Exercise aim — Pull out everything from the first line down to the line containing "instruction-banner: Find Tolerance", including that line, and reproduce them word for word.

[Records from a data source]

========================================

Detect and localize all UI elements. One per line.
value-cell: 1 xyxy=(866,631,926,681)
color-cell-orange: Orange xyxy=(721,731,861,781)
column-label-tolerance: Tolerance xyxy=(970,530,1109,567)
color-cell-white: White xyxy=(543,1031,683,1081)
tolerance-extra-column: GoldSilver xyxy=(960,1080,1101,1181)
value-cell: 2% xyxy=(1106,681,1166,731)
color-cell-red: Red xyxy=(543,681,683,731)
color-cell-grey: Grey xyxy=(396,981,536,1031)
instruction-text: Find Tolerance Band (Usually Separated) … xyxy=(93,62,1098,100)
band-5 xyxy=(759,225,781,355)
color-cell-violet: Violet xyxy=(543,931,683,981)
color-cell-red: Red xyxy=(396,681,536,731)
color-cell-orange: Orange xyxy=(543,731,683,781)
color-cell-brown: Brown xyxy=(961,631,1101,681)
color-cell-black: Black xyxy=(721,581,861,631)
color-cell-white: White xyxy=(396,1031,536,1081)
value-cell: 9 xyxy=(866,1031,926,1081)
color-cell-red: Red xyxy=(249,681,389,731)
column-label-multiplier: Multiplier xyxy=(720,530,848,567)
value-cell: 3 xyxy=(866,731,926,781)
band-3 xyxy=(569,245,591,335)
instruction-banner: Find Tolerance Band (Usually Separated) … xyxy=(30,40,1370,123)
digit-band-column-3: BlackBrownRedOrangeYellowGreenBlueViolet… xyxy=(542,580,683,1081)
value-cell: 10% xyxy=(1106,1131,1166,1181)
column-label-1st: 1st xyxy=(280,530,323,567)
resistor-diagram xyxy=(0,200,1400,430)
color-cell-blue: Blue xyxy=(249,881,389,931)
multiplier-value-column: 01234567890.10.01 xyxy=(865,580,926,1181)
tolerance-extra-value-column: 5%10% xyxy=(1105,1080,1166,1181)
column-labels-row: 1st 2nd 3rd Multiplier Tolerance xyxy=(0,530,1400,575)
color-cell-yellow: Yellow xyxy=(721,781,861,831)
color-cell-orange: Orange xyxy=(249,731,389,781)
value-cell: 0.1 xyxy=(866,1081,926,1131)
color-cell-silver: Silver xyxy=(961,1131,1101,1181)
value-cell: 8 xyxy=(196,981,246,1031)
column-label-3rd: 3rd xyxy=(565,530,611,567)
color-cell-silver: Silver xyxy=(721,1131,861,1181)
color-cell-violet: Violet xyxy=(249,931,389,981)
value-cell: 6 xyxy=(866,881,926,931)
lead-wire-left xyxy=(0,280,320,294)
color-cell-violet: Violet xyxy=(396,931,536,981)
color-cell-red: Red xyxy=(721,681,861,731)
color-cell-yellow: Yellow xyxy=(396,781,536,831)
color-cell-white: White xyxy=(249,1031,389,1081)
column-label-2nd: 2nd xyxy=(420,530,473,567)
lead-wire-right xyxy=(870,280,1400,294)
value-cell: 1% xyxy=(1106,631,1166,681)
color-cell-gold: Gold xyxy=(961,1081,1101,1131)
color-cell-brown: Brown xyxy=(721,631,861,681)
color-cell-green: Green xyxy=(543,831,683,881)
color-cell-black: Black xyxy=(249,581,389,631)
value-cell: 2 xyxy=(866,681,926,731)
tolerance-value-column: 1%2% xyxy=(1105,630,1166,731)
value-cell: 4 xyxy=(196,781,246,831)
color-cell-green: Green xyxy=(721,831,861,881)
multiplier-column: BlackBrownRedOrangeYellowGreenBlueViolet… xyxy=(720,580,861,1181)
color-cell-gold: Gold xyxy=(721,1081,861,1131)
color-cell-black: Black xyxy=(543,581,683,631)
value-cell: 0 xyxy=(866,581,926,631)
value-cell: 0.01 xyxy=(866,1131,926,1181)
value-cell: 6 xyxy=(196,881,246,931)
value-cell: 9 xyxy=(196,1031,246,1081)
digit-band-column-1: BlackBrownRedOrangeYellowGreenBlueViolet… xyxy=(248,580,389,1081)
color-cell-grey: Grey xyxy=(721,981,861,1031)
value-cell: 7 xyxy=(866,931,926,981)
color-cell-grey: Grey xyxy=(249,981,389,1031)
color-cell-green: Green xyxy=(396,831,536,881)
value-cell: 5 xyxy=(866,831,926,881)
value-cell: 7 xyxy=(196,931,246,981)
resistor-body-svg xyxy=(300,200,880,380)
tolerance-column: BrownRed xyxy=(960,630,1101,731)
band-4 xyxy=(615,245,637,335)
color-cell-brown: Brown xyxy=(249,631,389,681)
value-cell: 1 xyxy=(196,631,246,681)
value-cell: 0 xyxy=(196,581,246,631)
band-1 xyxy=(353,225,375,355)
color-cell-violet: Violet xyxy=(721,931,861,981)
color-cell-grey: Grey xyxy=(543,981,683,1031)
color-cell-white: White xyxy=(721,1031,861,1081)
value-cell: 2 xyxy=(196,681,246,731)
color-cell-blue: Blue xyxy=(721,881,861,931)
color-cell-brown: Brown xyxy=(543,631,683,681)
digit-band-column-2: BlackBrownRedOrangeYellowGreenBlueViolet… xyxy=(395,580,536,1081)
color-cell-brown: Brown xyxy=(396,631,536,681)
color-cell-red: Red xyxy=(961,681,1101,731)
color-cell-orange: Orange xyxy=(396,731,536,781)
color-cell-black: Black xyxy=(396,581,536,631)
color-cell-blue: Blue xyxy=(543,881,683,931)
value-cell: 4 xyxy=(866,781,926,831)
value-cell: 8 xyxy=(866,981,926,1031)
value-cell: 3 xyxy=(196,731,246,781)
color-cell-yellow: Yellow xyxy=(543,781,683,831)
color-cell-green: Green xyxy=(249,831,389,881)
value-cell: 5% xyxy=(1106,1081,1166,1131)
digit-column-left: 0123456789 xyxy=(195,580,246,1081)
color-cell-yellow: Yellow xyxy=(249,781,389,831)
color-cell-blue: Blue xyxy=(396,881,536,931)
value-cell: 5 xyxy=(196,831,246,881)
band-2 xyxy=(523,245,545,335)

========================================

The reply —
Detect and localize all UI elements. One per line.
value-cell: 1 xyxy=(866,631,926,681)
color-cell-orange: Orange xyxy=(721,731,861,781)
column-label-tolerance: Tolerance xyxy=(970,530,1109,567)
color-cell-white: White xyxy=(543,1031,683,1081)
tolerance-extra-column: GoldSilver xyxy=(960,1080,1101,1181)
value-cell: 2% xyxy=(1106,681,1166,731)
color-cell-red: Red xyxy=(543,681,683,731)
color-cell-grey: Grey xyxy=(396,981,536,1031)
instruction-text: Find Tolerance Band (Usually Separated) … xyxy=(93,62,1098,100)
band-5 xyxy=(759,225,781,355)
color-cell-violet: Violet xyxy=(543,931,683,981)
color-cell-red: Red xyxy=(396,681,536,731)
color-cell-orange: Orange xyxy=(543,731,683,781)
color-cell-brown: Brown xyxy=(961,631,1101,681)
color-cell-black: Black xyxy=(721,581,861,631)
color-cell-white: White xyxy=(396,1031,536,1081)
value-cell: 9 xyxy=(866,1031,926,1081)
color-cell-red: Red xyxy=(249,681,389,731)
column-label-multiplier: Multiplier xyxy=(720,530,848,567)
value-cell: 3 xyxy=(866,731,926,781)
band-3 xyxy=(569,245,591,335)
instruction-banner: Find Tolerance Band (Usually Separated) … xyxy=(30,40,1370,123)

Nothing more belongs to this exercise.